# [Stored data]
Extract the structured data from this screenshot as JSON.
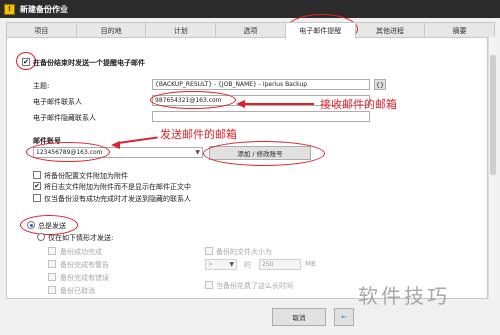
{
  "window": {
    "title": "新建备份作业",
    "icon": "app-icon"
  },
  "tabs": [
    "项目",
    "目的地",
    "计划",
    "选项",
    "电子邮件提醒",
    "其他进程",
    "摘要"
  ],
  "active_tab": 4,
  "email": {
    "enable_label": "在备份结束时发送一个提醒电子邮件",
    "subject_label": "主题:",
    "subject_value": "{BACKUP_RESULT} - {JOB_NAME} - Iperius Backup",
    "subject_button": "{}",
    "to_label": "电子邮件联系人",
    "to_value": "987654321@163.com",
    "bcc_label": "电子邮件隐藏联系人",
    "bcc_value": "",
    "account_label": "邮件账号",
    "account_value": "123456789@163.com",
    "account_button": "添加 / 修改账号",
    "opt1": "将备份配置文件附加为附件",
    "opt2": "将日志文件附加为附件而不是显示在邮件正文中",
    "opt3": "仅当备份没有成功完成时才发送到隐藏的联系人"
  },
  "annotations": {
    "receive_text": "接收邮件的邮箱",
    "send_text": "发送邮件的邮箱",
    "accent_color": "#e0202a"
  },
  "send_conditions": {
    "always_label": "总是发送",
    "only_if_label": "仅在如下情形才发送:",
    "c1": "备份成功完成",
    "c2": "备份完成有警告",
    "c3": "备份完成有错误",
    "c4": "备份已取消",
    "c5": "备份的文件大小为",
    "size_op": ">",
    "size_value": "250",
    "size_of": "的",
    "size_unit": "MB",
    "c6": "当备份花费了这么长时间"
  },
  "footer": {
    "cancel_label": "取消"
  },
  "watermark": "软件技巧"
}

# [What you are asked to do]
All preceding records should be duplicated verbatim, images excepted.

# [In response]
Extract the structured data from this screenshot as JSON.
{
  "window": {
    "title": "新建备份作业",
    "icon": "app-icon"
  },
  "tabs": [
    "项目",
    "目的地",
    "计划",
    "选项",
    "电子邮件提醒",
    "其他进程",
    "摘要"
  ],
  "active_tab": 4,
  "email": {
    "enable_label": "在备份结束时发送一个提醒电子邮件",
    "subject_label": "主题:",
    "subject_value": "{BACKUP_RESULT} - {JOB_NAME} - Iperius Backup",
    "subject_button": "{}",
    "to_label": "电子邮件联系人",
    "to_value": "987654321@163.com",
    "bcc_label": "电子邮件隐藏联系人",
    "bcc_value": "",
    "account_label": "邮件账号",
    "account_value": "123456789@163.com",
    "account_button": "添加 / 修改账号",
    "opt1": "将备份配置文件附加为附件",
    "opt2": "将日志文件附加为附件而不是显示在邮件正文中",
    "opt3": "仅当备份没有成功完成时才发送到隐藏的联系人"
  },
  "annotations": {
    "receive_text": "接收邮件的邮箱",
    "send_text": "发送邮件的邮箱",
    "accent_color": "#e0202a"
  },
  "send_conditions": {
    "always_label": "总是发送",
    "only_if_label": "仅在如下情形才发送:",
    "c1": "备份成功完成",
    "c2": "备份完成有警告",
    "c3": "备份完成有错误",
    "c4": "备份已取消",
    "c5": "备份的文件大小为",
    "size_op": ">",
    "size_value": "250",
    "size_of": "的",
    "size_unit": "MB",
    "c6": "当备份花费了这么长时间"
  },
  "footer": {
    "cancel_label": "取消"
  },
  "watermark": "软件技巧"
}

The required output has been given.